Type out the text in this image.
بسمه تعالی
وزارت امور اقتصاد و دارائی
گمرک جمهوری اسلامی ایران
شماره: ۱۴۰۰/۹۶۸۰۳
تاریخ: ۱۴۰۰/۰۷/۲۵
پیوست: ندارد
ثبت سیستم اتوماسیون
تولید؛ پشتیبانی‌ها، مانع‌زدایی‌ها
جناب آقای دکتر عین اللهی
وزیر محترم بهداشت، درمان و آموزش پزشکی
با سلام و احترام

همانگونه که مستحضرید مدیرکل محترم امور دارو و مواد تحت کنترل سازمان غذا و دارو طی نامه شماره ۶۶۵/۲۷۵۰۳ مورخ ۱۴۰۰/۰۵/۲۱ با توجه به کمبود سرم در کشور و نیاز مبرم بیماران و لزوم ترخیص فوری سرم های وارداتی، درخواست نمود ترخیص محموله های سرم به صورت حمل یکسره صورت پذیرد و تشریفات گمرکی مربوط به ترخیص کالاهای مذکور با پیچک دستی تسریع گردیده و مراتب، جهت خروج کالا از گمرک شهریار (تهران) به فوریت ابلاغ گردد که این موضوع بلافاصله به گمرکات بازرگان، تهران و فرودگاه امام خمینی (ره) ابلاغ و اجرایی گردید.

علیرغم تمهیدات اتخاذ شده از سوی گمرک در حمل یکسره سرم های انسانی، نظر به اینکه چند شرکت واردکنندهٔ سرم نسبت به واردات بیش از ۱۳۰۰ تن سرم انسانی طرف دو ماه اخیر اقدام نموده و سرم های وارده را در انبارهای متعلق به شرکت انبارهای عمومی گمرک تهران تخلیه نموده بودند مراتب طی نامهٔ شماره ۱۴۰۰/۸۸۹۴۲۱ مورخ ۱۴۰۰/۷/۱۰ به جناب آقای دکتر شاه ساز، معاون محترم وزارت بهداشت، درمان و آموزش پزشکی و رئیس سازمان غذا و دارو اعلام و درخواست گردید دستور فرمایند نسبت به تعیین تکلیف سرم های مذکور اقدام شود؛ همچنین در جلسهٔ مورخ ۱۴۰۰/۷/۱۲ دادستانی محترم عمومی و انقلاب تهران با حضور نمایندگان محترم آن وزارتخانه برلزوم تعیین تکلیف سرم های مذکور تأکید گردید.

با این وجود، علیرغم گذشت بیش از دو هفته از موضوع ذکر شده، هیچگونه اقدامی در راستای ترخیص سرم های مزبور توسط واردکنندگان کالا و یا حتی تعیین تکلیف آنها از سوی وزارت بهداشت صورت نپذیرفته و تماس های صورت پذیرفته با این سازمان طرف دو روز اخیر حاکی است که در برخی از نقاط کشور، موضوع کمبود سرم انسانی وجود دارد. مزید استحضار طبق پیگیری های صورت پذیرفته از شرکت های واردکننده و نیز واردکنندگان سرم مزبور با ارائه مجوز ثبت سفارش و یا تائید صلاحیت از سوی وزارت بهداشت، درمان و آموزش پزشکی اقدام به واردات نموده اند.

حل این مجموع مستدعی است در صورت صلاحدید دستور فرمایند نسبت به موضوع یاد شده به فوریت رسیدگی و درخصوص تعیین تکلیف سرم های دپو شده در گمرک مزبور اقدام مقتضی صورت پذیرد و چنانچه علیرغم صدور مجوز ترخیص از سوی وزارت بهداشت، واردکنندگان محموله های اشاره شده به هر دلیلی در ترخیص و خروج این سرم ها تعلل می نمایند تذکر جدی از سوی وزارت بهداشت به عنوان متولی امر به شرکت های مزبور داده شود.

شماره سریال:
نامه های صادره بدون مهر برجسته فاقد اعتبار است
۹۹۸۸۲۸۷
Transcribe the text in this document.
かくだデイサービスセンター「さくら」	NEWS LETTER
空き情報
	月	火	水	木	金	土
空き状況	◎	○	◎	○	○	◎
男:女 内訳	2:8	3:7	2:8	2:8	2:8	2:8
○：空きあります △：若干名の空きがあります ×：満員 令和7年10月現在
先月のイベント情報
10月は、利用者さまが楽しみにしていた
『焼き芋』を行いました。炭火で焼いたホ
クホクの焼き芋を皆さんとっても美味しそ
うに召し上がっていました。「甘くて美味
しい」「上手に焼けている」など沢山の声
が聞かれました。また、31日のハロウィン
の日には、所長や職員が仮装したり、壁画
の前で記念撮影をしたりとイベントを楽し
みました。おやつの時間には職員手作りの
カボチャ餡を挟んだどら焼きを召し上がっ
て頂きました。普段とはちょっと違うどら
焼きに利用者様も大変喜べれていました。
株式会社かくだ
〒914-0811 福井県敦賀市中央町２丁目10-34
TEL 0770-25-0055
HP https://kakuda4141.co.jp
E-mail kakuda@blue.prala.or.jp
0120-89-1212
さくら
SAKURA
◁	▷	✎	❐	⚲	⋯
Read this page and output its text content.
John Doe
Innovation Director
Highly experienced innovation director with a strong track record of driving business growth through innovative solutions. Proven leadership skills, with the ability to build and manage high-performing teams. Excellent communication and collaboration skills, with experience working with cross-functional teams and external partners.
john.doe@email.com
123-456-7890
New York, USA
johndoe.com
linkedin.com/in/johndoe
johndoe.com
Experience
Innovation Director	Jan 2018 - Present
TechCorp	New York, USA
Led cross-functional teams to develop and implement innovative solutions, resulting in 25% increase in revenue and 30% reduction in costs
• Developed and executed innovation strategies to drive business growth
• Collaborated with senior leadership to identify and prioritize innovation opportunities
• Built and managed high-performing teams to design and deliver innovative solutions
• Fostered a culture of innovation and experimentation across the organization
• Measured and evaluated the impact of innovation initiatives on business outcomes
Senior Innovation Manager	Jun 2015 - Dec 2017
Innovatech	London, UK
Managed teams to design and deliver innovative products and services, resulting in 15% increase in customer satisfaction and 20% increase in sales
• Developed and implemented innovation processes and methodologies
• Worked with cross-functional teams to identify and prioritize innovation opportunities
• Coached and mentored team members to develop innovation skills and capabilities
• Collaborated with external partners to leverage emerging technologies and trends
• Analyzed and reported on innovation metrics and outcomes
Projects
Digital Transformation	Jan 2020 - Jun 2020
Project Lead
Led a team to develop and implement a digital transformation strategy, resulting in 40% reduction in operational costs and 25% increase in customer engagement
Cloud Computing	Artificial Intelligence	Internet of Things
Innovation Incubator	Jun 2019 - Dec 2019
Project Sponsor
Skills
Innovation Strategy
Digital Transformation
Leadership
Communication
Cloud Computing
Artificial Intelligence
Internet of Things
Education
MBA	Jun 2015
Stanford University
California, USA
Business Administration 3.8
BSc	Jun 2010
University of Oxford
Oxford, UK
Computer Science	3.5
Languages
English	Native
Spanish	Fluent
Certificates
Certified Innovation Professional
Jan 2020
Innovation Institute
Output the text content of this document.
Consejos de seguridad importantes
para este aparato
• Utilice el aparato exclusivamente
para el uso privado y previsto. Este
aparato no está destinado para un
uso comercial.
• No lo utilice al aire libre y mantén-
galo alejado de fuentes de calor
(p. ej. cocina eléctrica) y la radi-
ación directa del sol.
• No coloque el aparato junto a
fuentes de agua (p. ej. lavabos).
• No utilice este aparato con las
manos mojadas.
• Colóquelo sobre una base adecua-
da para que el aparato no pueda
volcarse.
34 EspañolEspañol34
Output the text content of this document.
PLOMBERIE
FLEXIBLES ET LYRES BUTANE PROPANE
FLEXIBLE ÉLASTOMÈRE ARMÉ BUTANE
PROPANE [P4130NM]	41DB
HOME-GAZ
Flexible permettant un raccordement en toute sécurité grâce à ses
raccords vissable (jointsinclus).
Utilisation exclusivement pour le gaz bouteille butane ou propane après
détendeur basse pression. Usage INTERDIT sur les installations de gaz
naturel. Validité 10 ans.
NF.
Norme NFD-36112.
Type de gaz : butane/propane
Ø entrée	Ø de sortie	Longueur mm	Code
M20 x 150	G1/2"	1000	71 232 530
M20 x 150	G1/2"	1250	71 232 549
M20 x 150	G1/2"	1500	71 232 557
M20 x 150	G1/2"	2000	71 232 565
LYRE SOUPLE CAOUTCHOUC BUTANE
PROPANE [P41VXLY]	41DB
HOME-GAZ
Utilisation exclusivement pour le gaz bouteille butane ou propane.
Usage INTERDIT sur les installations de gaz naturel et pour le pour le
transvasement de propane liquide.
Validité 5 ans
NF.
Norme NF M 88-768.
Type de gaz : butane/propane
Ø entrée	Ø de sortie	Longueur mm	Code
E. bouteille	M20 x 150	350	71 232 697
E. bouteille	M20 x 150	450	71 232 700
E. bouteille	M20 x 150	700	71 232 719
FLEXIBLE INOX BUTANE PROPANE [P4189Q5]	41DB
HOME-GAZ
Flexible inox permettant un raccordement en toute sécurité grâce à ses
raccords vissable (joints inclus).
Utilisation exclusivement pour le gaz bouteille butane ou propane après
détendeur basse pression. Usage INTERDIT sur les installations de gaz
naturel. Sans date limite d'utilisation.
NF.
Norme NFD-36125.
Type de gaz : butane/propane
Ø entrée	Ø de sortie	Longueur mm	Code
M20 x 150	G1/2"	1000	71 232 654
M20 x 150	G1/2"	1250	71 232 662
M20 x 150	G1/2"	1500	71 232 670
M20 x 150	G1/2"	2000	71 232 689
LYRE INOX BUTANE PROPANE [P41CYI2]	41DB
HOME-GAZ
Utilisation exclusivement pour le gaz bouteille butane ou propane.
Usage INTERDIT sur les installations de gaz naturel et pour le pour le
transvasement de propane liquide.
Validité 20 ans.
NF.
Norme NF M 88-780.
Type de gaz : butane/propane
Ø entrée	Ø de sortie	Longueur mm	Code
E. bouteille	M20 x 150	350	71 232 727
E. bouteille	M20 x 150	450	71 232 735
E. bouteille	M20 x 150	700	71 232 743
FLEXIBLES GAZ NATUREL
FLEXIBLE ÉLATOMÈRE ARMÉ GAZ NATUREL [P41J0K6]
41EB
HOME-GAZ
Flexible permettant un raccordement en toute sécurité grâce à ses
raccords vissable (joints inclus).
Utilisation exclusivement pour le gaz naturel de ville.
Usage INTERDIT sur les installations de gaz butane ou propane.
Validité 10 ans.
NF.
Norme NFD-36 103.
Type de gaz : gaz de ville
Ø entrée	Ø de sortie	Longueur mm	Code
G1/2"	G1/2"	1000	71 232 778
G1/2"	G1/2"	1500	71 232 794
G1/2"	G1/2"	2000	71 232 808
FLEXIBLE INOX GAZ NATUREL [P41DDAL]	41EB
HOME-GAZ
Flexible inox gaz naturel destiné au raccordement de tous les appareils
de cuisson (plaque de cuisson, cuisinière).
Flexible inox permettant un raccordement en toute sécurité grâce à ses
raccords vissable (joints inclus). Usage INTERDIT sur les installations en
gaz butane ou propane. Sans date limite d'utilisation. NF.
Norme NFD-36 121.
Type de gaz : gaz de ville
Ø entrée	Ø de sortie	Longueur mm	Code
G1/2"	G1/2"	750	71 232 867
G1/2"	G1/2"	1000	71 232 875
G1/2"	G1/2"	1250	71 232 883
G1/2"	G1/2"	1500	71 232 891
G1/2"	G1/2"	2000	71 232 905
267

++++++++++

Task description
Scan the listing above. Gather each line that contains the word "deliver".

Correct response
• Built and managed high-performing teams to design and deliver innovative solutions
Managed teams to design and deliver innovative products and services, resulting in 15% increase in customer satisfaction and 20% increase in sales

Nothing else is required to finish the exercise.